____ RECORDS SHOWN
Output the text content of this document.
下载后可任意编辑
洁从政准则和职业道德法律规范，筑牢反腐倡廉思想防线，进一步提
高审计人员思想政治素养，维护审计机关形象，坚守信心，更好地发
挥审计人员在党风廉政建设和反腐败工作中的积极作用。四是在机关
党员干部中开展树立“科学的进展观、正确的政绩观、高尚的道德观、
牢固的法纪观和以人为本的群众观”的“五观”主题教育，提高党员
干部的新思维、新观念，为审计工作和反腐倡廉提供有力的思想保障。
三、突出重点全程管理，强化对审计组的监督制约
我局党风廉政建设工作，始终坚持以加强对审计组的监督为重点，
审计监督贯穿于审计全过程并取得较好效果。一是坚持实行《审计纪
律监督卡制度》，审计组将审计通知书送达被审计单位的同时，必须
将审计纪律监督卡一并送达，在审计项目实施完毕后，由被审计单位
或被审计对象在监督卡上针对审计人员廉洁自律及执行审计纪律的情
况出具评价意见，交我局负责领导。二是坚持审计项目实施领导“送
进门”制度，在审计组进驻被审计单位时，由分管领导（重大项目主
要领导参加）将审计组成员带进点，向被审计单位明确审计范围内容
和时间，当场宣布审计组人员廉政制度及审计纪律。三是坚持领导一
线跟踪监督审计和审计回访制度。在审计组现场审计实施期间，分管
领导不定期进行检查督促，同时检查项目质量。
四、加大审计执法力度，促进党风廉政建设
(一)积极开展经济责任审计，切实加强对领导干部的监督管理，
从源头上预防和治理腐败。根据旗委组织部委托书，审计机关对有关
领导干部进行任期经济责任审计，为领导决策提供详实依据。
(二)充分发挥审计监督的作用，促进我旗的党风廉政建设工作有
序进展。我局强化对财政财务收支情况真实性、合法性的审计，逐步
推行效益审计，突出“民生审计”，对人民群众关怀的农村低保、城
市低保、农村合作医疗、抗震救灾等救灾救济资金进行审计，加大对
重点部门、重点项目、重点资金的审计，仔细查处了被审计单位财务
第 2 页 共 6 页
________
* _WHAT IS EXPECTED_: Print every entry exactly as it appears.

* _FINISHED TASK_:
Output the text content of this document.
下载后可任意编辑
洁从政准则和职业道德法律规范，筑牢反腐倡廉思想防线，进一步提
高审计人员思想政治素养，维护审计机关形象，坚守信心，更好地发
挥审计人员在党风廉政建设和反腐败工作中的积极作用。四是在机关
党员干部中开展树立“科学的进展观、正确的政绩观、高尚的道德观、
牢固的法纪观和以人为本的群众观”的“五观”主题教育，提高党员
干部的新思维、新观念，为审计工作和反腐倡廉提供有力的思想保障。
三、突出重点全程管理，强化对审计组的监督制约
我局党风廉政建设工作，始终坚持以加强对审计组的监督为重点，
审计监督贯穿于审计全过程并取得较好效果。一是坚持实行《审计纪
律监督卡制度》，审计组将审计通知书送达被审计单位的同时，必须
将审计纪律监督卡一并送达，在审计项目实施完毕后，由被审计单位
或被审计对象在监督卡上针对审计人员廉洁自律及执行审计纪律的情
况出具评价意见，交我局负责领导。二是坚持审计项目实施领导“送
进门”制度，在审计组进驻被审计单位时，由分管领导（重大项目主
要领导参加）将审计组成员带进点，向被审计单位明确审计范围内容
和时间，当场宣布审计组人员廉政制度及审计纪律。三是坚持领导一
线跟踪监督审计和审计回访制度。在审计组现场审计实施期间，分管
领导不定期进行检查督促，同时检查项目质量。
四、加大审计执法力度，促进党风廉政建设
(一)积极开展经济责任审计，切实加强对领导干部的监督管理，
从源头上预防和治理腐败。根据旗委组织部委托书，审计机关对有关
领导干部进行任期经济责任审计，为领导决策提供详实依据。
(二)充分发挥审计监督的作用，促进我旗的党风廉政建设工作有
序进展。我局强化对财政财务收支情况真实性、合法性的审计，逐步
推行效益审计，突出“民生审计”，对人民群众关怀的农村低保、城
市低保、农村合作医疗、抗震救灾等救灾救济资金进行审计，加大对
重点部门、重点项目、重点资金的审计，仔细查处了被审计单位财务
第 2 页 共 6 页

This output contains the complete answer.